= EXERCISE REQUIREMENTS =
Exactly reproduce the lines that follow.
**** SOURCE DATA
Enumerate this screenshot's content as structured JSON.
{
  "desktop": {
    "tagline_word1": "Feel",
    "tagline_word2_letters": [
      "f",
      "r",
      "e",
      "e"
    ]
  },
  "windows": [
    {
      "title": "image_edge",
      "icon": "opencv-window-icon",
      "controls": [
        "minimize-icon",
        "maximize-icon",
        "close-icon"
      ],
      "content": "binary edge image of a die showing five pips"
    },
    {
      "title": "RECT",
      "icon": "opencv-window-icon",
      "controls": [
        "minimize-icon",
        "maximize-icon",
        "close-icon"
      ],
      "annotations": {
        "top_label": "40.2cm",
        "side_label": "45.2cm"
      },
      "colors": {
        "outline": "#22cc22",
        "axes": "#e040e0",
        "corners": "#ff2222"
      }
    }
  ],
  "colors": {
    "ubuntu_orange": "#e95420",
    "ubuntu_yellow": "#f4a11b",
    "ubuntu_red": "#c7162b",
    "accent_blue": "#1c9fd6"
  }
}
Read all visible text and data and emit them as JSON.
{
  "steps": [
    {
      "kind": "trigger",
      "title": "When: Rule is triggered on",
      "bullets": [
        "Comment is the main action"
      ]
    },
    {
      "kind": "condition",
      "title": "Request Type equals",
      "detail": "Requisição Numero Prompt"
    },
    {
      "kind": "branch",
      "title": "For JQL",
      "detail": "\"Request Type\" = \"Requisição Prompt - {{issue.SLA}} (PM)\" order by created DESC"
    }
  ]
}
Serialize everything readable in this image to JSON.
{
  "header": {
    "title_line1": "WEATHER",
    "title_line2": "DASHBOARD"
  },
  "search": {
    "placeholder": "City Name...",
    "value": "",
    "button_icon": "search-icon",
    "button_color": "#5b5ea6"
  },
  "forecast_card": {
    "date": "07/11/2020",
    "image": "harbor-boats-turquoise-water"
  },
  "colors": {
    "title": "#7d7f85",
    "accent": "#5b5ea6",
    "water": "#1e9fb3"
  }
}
********
= CORRECT ANSWER =
Enumerate this screenshot's content as structured JSON.
{
  "desktop": {
    "tagline_word1": "Feel",
    "tagline_word2_letters": [
      "f",
      "r",
      "e",
      "e"
    ]
  },
  "windows": [
    {
      "title": "image_edge",
      "icon": "opencv-window-icon",
      "controls": [
        "minimize-icon",
        "maximize-icon",
        "close-icon"
      ],
      "content": "binary edge image of a die showing five pips"
    },
    {
      "title": "RECT",
      "icon": "opencv-window-icon",
      "controls": [
        "minimize-icon",
        "maximize-icon",
        "close-icon"
      ],
      "annotations": {
        "top_label": "40.2cm",
        "side_label": "45.2cm"
      },
      "colors": {
        "outline": "#22cc22",
        "axes": "#e040e0",
        "corners": "#ff2222"
      }
    }
  ],
  "colors": {
    "ubuntu_orange": "#e95420",
    "ubuntu_yellow": "#f4a11b",
    "ubuntu_red": "#c7162b",
    "accent_blue": "#1c9fd6"
  }
}
Read all visible text and data and emit them as JSON.
{
  "steps": [
    {
      "kind": "trigger",
      "title": "When: Rule is triggered on",
      "bullets": [
        "Comment is the main action"
      ]
    },
    {
      "kind": "condition",
      "title": "Request Type equals",
      "detail": "Requisição Numero Prompt"
    },
    {
      "kind": "branch",
      "title": "For JQL",
      "detail": "\"Request Type\" = \"Requisição Prompt - {{issue.SLA}} (PM)\" order by created DESC"
    }
  ]
}
Serialize everything readable in this image to JSON.
{
  "header": {
    "title_line1": "WEATHER",
    "title_line2": "DASHBOARD"
  },
  "search": {
    "placeholder": "City Name...",
    "value": "",
    "button_icon": "search-icon",
    "button_color": "#5b5ea6"
  },
  "forecast_card": {
    "date": "07/11/2020",
    "image": "harbor-boats-turquoise-water"
  },
  "colors": {
    "title": "#7d7f85",
    "accent": "#5b5ea6",
    "water": "#1e9fb3"
  }
}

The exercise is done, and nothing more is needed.